Items from a figure collection »

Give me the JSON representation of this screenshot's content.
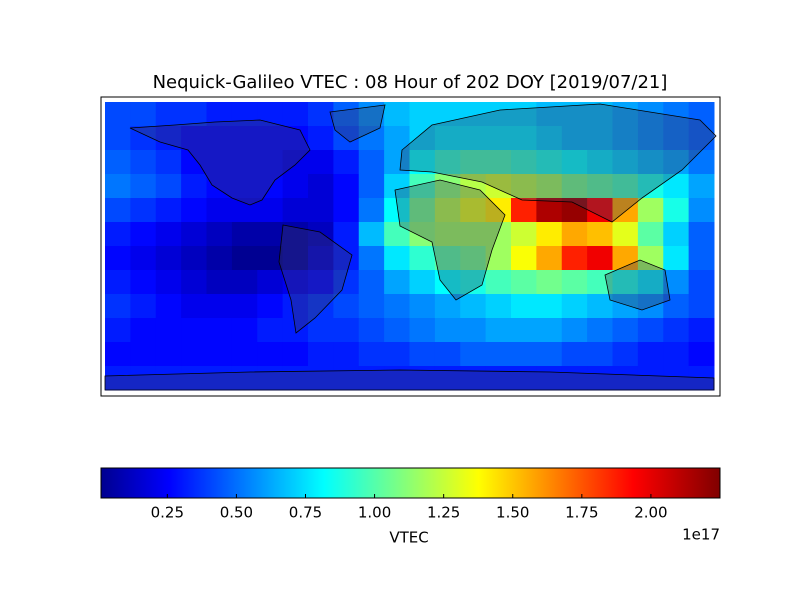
{
  "chart_data": {
    "type": "heatmap",
    "title": "Nequick-Galileo VTEC : 08 Hour of 202 DOY [2019/07/21]",
    "colormap": "jet",
    "xlim": [
      -180,
      180
    ],
    "ylim": [
      -90,
      90
    ],
    "x": [
      -172.5,
      -157.5,
      -142.5,
      -127.5,
      -112.5,
      -97.5,
      -82.5,
      -67.5,
      -52.5,
      -37.5,
      -22.5,
      -7.5,
      7.5,
      22.5,
      37.5,
      52.5,
      67.5,
      82.5,
      97.5,
      112.5,
      127.5,
      142.5,
      157.5,
      172.5
    ],
    "y": [
      82.5,
      67.5,
      52.5,
      37.5,
      22.5,
      7.5,
      -7.5,
      -22.5,
      -37.5,
      -52.5,
      -67.5,
      -82.5
    ],
    "values": [
      [
        0.45,
        0.45,
        0.4,
        0.4,
        0.35,
        0.35,
        0.35,
        0.35,
        0.4,
        0.5,
        0.6,
        0.7,
        0.75,
        0.75,
        0.75,
        0.75,
        0.75,
        0.7,
        0.7,
        0.7,
        0.65,
        0.6,
        0.55,
        0.5
      ],
      [
        0.45,
        0.4,
        0.35,
        0.3,
        0.3,
        0.3,
        0.3,
        0.3,
        0.35,
        0.45,
        0.55,
        0.65,
        0.75,
        0.8,
        0.8,
        0.8,
        0.8,
        0.75,
        0.7,
        0.7,
        0.65,
        0.6,
        0.55,
        0.5
      ],
      [
        0.5,
        0.45,
        0.4,
        0.3,
        0.3,
        0.3,
        0.3,
        0.25,
        0.25,
        0.35,
        0.5,
        0.65,
        0.85,
        0.95,
        1.0,
        1.0,
        0.95,
        0.9,
        0.85,
        0.8,
        0.75,
        0.7,
        0.65,
        0.55
      ],
      [
        0.55,
        0.5,
        0.45,
        0.35,
        0.3,
        0.3,
        0.3,
        0.25,
        0.2,
        0.3,
        0.5,
        0.75,
        1.0,
        1.15,
        1.25,
        1.3,
        1.25,
        1.2,
        1.1,
        1.05,
        1.0,
        0.9,
        0.8,
        0.65
      ],
      [
        0.45,
        0.4,
        0.35,
        0.3,
        0.25,
        0.25,
        0.25,
        0.2,
        0.2,
        0.3,
        0.55,
        0.85,
        1.1,
        1.25,
        1.35,
        1.45,
        1.9,
        2.15,
        2.2,
        2.0,
        1.6,
        1.2,
        0.9,
        0.6
      ],
      [
        0.35,
        0.3,
        0.25,
        0.2,
        0.15,
        0.1,
        0.1,
        0.1,
        0.15,
        0.35,
        0.7,
        1.0,
        1.15,
        1.2,
        1.2,
        1.2,
        1.3,
        1.45,
        1.6,
        1.55,
        1.35,
        1.05,
        0.75,
        0.5
      ],
      [
        0.3,
        0.25,
        0.2,
        0.15,
        0.1,
        0.05,
        0.05,
        0.1,
        0.2,
        0.35,
        0.55,
        0.8,
        0.95,
        1.05,
        1.1,
        1.2,
        1.4,
        1.6,
        1.9,
        2.0,
        1.6,
        1.2,
        0.8,
        0.5
      ],
      [
        0.35,
        0.3,
        0.25,
        0.2,
        0.15,
        0.15,
        0.2,
        0.25,
        0.3,
        0.4,
        0.5,
        0.65,
        0.75,
        0.85,
        0.9,
        1.0,
        1.05,
        1.1,
        1.05,
        1.0,
        0.9,
        0.8,
        0.6,
        0.45
      ],
      [
        0.4,
        0.35,
        0.3,
        0.25,
        0.25,
        0.25,
        0.3,
        0.35,
        0.4,
        0.45,
        0.5,
        0.55,
        0.6,
        0.65,
        0.7,
        0.75,
        0.8,
        0.8,
        0.75,
        0.7,
        0.65,
        0.6,
        0.5,
        0.45
      ],
      [
        0.35,
        0.3,
        0.3,
        0.3,
        0.3,
        0.3,
        0.35,
        0.35,
        0.4,
        0.4,
        0.45,
        0.5,
        0.55,
        0.6,
        0.6,
        0.65,
        0.65,
        0.65,
        0.6,
        0.55,
        0.5,
        0.45,
        0.4,
        0.35
      ],
      [
        0.3,
        0.3,
        0.3,
        0.3,
        0.3,
        0.3,
        0.3,
        0.3,
        0.35,
        0.35,
        0.4,
        0.4,
        0.45,
        0.45,
        0.5,
        0.5,
        0.5,
        0.5,
        0.45,
        0.45,
        0.4,
        0.35,
        0.35,
        0.3
      ],
      [
        0.35,
        0.35,
        0.35,
        0.35,
        0.35,
        0.35,
        0.35,
        0.35,
        0.35,
        0.35,
        0.35,
        0.35,
        0.35,
        0.35,
        0.35,
        0.35,
        0.35,
        0.35,
        0.35,
        0.35,
        0.35,
        0.35,
        0.35,
        0.35
      ]
    ],
    "colorbar": {
      "label": "VTEC",
      "offset_label": "1e17",
      "clim": [
        0.01,
        2.25
      ],
      "ticks": [
        0.25,
        {
          "value": 0.5,
          "label": "0.50"
        },
        0.75,
        {
          "value": 1,
          "label": "1.00"
        },
        1.25,
        {
          "value": 1.5,
          "label": "1.50"
        },
        1.75,
        {
          "value": 2,
          "label": "2.00"
        }
      ]
    }
  }
}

REQUIREMENTS »
Using the listing above, state the number of lines that hold "VTEC", with no other text.

CORRECT RESULT »
2